__What to work on__.
From the entries below, gather every line containing the string "SIDE".
-- START Source records --
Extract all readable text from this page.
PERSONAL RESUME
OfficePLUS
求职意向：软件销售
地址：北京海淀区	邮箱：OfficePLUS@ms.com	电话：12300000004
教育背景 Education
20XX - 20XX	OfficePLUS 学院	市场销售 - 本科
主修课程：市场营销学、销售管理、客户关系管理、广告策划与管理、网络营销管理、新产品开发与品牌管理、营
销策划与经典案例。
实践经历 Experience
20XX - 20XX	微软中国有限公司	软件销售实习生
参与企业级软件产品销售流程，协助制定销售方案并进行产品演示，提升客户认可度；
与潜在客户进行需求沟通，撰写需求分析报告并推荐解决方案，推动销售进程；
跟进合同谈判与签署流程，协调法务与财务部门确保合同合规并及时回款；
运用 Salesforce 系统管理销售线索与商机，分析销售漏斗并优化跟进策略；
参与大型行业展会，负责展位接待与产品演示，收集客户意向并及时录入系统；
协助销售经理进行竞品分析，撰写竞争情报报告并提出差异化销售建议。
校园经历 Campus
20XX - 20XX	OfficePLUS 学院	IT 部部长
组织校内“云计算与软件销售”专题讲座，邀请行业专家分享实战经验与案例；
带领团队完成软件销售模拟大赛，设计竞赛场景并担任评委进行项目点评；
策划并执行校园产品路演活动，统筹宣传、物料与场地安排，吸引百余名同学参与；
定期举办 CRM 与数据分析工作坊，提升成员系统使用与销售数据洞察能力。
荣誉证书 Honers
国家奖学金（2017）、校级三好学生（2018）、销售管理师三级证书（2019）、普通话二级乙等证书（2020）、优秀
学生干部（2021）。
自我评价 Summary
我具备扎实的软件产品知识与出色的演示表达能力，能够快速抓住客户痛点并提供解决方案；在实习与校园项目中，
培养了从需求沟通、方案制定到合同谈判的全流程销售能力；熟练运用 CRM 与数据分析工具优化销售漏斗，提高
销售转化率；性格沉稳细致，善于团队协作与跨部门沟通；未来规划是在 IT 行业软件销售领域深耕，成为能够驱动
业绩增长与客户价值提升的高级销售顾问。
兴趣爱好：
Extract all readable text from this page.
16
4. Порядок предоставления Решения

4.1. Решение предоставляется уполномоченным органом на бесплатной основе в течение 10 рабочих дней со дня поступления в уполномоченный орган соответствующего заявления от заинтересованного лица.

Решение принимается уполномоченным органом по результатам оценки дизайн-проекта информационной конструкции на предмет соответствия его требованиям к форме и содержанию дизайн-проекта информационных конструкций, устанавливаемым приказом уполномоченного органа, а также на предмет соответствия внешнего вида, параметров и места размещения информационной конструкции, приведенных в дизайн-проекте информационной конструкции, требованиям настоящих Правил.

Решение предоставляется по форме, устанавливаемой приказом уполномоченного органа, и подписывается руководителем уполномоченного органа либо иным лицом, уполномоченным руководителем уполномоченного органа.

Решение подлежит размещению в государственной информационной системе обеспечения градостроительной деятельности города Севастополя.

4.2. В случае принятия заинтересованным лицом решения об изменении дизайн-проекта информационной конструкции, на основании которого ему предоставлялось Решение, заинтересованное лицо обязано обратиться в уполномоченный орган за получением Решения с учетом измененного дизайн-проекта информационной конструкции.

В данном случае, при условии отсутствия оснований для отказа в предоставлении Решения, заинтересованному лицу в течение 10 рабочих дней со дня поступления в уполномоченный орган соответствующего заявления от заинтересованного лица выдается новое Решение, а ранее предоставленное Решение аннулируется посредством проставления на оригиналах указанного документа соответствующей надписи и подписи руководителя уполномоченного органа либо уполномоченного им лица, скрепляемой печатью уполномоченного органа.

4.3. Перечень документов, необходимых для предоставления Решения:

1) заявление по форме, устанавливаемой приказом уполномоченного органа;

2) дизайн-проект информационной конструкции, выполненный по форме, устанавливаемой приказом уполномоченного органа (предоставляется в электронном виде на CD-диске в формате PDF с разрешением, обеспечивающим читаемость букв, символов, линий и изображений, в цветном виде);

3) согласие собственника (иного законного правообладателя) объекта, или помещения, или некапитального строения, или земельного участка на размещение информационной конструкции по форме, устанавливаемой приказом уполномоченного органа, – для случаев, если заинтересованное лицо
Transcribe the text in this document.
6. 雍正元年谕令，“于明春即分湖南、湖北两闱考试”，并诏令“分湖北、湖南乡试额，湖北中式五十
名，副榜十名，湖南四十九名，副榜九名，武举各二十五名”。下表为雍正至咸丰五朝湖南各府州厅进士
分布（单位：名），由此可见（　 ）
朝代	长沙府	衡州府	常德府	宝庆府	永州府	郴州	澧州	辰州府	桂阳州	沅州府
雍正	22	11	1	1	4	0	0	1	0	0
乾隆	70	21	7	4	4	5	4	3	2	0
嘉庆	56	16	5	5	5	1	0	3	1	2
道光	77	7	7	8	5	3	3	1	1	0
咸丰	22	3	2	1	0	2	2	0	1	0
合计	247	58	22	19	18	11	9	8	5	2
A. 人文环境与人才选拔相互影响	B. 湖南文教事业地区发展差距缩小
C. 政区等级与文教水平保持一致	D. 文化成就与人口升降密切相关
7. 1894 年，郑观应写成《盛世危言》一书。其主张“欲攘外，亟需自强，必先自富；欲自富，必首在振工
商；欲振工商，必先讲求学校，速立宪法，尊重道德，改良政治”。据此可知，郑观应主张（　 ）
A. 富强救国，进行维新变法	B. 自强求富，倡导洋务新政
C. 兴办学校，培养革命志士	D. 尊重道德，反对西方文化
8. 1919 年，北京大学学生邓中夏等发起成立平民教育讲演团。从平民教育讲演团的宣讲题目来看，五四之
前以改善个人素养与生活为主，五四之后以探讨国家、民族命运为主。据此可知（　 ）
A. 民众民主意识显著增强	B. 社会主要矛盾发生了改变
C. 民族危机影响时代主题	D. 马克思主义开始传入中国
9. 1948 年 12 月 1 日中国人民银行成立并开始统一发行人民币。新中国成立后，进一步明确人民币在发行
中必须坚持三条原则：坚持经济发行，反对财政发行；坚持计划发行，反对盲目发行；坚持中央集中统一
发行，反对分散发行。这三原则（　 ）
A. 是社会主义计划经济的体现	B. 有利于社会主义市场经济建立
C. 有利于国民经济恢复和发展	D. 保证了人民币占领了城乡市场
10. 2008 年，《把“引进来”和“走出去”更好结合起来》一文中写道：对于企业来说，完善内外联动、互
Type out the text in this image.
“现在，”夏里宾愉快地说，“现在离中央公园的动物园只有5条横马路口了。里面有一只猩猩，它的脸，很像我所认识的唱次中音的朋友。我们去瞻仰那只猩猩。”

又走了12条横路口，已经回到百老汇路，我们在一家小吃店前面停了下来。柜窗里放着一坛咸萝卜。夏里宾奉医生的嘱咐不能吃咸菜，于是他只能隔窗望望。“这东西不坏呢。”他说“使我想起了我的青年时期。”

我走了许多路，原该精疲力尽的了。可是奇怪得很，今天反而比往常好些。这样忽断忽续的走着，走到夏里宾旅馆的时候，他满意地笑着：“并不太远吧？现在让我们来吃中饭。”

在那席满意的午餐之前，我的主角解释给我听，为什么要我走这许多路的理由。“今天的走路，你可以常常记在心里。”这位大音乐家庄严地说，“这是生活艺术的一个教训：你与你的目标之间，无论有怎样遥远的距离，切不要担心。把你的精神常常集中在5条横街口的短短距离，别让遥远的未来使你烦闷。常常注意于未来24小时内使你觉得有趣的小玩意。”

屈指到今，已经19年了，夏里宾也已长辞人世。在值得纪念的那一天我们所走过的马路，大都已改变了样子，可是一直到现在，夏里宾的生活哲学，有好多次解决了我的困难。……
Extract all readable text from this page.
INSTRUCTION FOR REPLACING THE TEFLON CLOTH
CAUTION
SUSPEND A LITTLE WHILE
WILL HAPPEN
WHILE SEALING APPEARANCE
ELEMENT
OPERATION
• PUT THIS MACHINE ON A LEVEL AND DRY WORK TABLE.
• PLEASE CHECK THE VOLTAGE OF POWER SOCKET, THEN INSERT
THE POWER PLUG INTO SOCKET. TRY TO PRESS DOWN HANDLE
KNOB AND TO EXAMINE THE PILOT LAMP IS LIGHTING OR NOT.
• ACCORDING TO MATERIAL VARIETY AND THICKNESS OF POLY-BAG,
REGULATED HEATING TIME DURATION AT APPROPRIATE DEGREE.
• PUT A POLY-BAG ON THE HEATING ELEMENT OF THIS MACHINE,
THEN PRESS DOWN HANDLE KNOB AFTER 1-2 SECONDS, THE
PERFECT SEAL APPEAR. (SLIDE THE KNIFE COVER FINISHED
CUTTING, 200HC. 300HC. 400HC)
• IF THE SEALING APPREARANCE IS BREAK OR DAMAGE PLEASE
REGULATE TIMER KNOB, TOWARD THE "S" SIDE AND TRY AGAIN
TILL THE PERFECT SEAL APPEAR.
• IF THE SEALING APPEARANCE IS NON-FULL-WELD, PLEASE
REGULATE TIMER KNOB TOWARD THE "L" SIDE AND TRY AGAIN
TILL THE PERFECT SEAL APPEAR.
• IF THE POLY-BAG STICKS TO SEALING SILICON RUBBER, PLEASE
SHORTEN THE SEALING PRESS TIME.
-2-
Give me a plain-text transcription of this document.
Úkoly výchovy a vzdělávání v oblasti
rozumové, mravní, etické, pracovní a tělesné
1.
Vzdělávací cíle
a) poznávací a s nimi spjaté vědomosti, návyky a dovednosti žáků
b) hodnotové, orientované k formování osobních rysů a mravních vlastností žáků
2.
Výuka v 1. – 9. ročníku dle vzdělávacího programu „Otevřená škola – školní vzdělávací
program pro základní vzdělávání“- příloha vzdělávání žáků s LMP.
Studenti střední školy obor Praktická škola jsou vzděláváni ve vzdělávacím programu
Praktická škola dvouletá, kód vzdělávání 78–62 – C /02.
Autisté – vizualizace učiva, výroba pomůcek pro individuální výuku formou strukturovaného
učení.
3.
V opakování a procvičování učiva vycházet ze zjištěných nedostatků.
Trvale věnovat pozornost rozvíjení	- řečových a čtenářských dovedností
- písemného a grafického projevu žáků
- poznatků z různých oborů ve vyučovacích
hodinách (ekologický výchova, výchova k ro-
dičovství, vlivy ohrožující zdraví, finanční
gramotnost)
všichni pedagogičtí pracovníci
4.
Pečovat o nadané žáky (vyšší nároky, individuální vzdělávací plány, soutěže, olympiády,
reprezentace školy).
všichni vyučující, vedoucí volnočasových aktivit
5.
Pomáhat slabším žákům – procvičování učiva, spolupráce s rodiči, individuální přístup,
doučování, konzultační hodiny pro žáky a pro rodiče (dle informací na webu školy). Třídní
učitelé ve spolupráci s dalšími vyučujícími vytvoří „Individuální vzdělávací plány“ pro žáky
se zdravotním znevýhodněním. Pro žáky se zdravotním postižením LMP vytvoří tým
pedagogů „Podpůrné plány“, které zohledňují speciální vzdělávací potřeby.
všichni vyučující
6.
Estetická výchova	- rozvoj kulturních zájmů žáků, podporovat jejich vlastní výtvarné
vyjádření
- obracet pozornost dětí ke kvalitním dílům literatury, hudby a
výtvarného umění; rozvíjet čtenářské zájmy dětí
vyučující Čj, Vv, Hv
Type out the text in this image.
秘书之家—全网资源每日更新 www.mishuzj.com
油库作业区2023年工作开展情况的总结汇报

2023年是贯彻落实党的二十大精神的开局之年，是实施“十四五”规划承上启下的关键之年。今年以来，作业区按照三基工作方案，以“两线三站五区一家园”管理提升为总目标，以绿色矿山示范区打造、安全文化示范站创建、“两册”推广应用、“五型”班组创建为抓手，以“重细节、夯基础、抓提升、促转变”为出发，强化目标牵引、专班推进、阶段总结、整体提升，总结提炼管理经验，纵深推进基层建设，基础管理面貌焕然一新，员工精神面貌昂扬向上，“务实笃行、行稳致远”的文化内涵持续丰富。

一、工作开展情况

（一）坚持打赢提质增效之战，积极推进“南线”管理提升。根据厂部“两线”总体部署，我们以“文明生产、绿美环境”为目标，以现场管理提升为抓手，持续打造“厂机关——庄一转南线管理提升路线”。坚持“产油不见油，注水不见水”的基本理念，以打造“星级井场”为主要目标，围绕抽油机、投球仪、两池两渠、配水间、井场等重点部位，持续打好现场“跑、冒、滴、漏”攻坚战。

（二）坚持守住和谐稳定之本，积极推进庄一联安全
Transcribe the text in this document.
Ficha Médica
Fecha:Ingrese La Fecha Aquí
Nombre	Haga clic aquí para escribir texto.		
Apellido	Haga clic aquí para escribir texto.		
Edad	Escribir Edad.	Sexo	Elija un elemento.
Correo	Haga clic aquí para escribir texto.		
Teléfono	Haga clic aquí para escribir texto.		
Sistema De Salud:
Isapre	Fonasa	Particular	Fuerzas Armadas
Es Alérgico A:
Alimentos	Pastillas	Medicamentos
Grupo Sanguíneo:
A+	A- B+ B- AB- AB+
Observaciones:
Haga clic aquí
-- END Source records --
__Task solution__.
REGULATE TIMER KNOB, TOWARD THE "S" SIDE AND TRY AGAIN
REGULATE TIMER KNOB TOWARD THE "L" SIDE AND TRY AGAIN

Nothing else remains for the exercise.